### TASK DIRECTIONS:
No images are to be carried over; print all other material exactly as it stands.

++++++++++

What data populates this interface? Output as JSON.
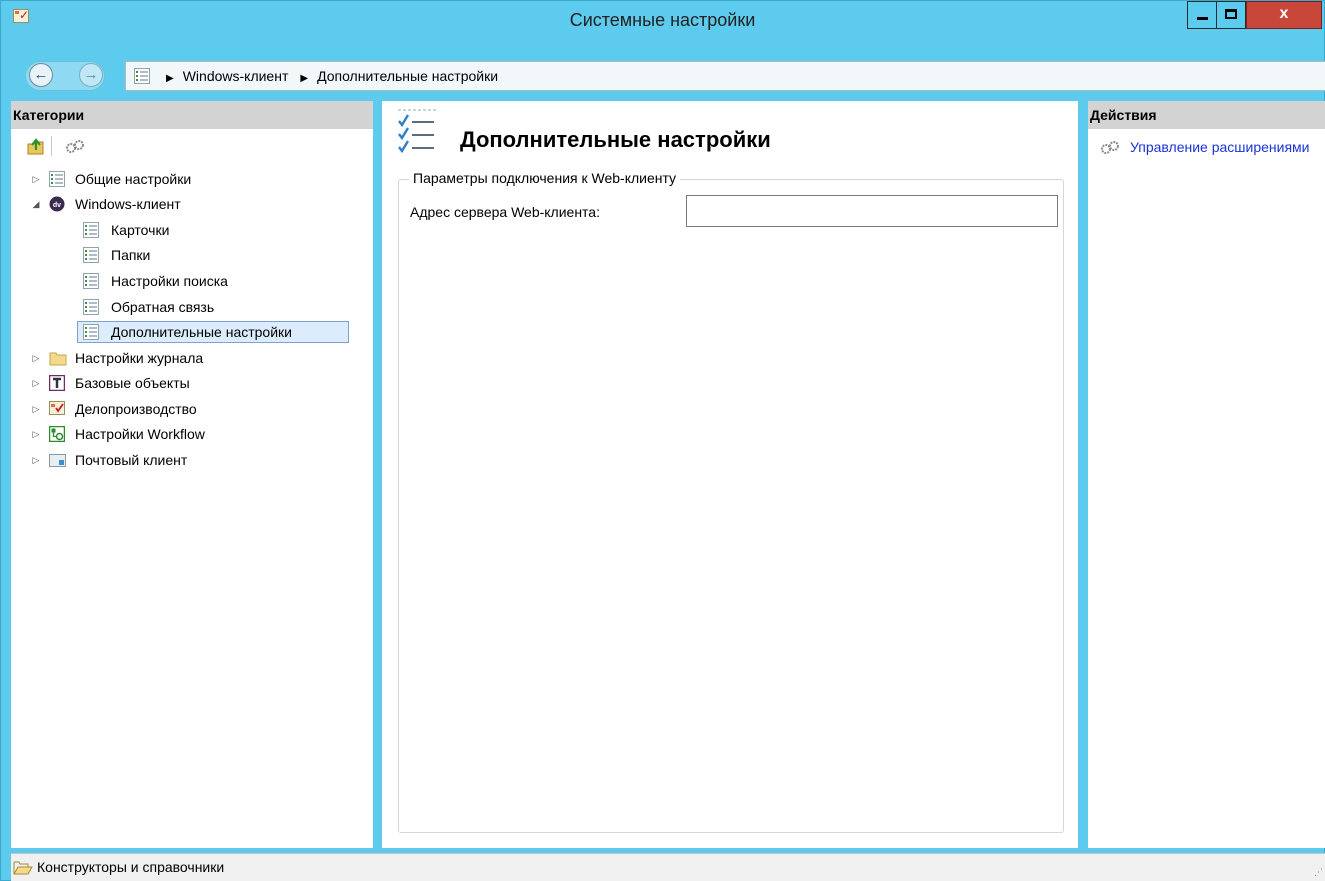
{
  "window": {
    "title": "Системные настройки"
  },
  "breadcrumb": {
    "items": [
      "Windows-клиент",
      "Дополнительные настройки"
    ]
  },
  "left_pane": {
    "header": "Категории",
    "tree": [
      {
        "label": "Общие настройки",
        "expander": "collapsed",
        "icon": "settings-list-icon"
      },
      {
        "label": "Windows-клиент",
        "expander": "expanded",
        "icon": "dv-logo-icon"
      },
      {
        "label": "Карточки",
        "expander": "none",
        "icon": "settings-list-icon"
      },
      {
        "label": "Папки",
        "expander": "none",
        "icon": "settings-list-icon"
      },
      {
        "label": "Настройки поиска",
        "expander": "none",
        "icon": "settings-list-icon"
      },
      {
        "label": "Обратная связь",
        "expander": "none",
        "icon": "settings-list-icon"
      },
      {
        "label": "Дополнительные настройки",
        "expander": "none",
        "icon": "settings-list-icon",
        "selected": true
      },
      {
        "label": "Настройки журнала",
        "expander": "collapsed",
        "icon": "folder-icon"
      },
      {
        "label": "Базовые объекты",
        "expander": "collapsed",
        "icon": "base-objects-icon"
      },
      {
        "label": "Делопроизводство",
        "expander": "collapsed",
        "icon": "office-work-icon"
      },
      {
        "label": "Настройки Workflow",
        "expander": "collapsed",
        "icon": "workflow-icon"
      },
      {
        "label": "Почтовый клиент",
        "expander": "collapsed",
        "icon": "mail-client-icon"
      }
    ]
  },
  "center_pane": {
    "title": "Дополнительные настройки",
    "group_title": "Параметры подключения к Web-клиенту",
    "field_label": "Адрес сервера Web-клиента:",
    "field_value": ""
  },
  "right_pane": {
    "header": "Действия",
    "actions": [
      {
        "label": "Управление расширениями",
        "icon": "gears-icon"
      }
    ]
  },
  "status_bar": {
    "text": "Конструкторы и справочники"
  },
  "colors": {
    "title_bar": "#5ccbee",
    "close_button": "#c9473a",
    "pane_header": "#d3d3d3",
    "selection": "#dcecfc",
    "link": "#1a33d6"
  }
}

++++++++++

### RESULT BELOW:
What data populates this interface? Output as JSON.
{
  "window": {
    "title": "Системные настройки"
  },
  "breadcrumb": {
    "items": [
      "Windows-клиент",
      "Дополнительные настройки"
    ]
  },
  "left_pane": {
    "header": "Категории",
    "tree": [
      {
        "label": "Общие настройки",
        "expander": "collapsed",
        "icon": "settings-list-icon"
      },
      {
        "label": "Windows-клиент",
        "expander": "expanded",
        "icon": "dv-logo-icon"
      },
      {
        "label": "Карточки",
        "expander": "none",
        "icon": "settings-list-icon"
      },
      {
        "label": "Папки",
        "expander": "none",
        "icon": "settings-list-icon"
      },
      {
        "label": "Настройки поиска",
        "expander": "none",
        "icon": "settings-list-icon"
      },
      {
        "label": "Обратная связь",
        "expander": "none",
        "icon": "settings-list-icon"
      },
      {
        "label": "Дополнительные настройки",
        "expander": "none",
        "icon": "settings-list-icon",
        "selected": true
      },
      {
        "label": "Настройки журнала",
        "expander": "collapsed",
        "icon": "folder-icon"
      },
      {
        "label": "Базовые объекты",
        "expander": "collapsed",
        "icon": "base-objects-icon"
      },
      {
        "label": "Делопроизводство",
        "expander": "collapsed",
        "icon": "office-work-icon"
      },
      {
        "label": "Настройки Workflow",
        "expander": "collapsed",
        "icon": "workflow-icon"
      },
      {
        "label": "Почтовый клиент",
        "expander": "collapsed",
        "icon": "mail-client-icon"
      }
    ]
  },
  "center_pane": {
    "title": "Дополнительные настройки",
    "group_title": "Параметры подключения к Web-клиенту",
    "field_label": "Адрес сервера Web-клиента:",
    "field_value": ""
  },
  "right_pane": {
    "header": "Действия",
    "actions": [
      {
        "label": "Управление расширениями",
        "icon": "gears-icon"
      }
    ]
  },
  "status_bar": {
    "text": "Конструкторы и справочники"
  },
  "colors": {
    "title_bar": "#5ccbee",
    "close_button": "#c9473a",
    "pane_header": "#d3d3d3",
    "selection": "#dcecfc",
    "link": "#1a33d6"
  }
}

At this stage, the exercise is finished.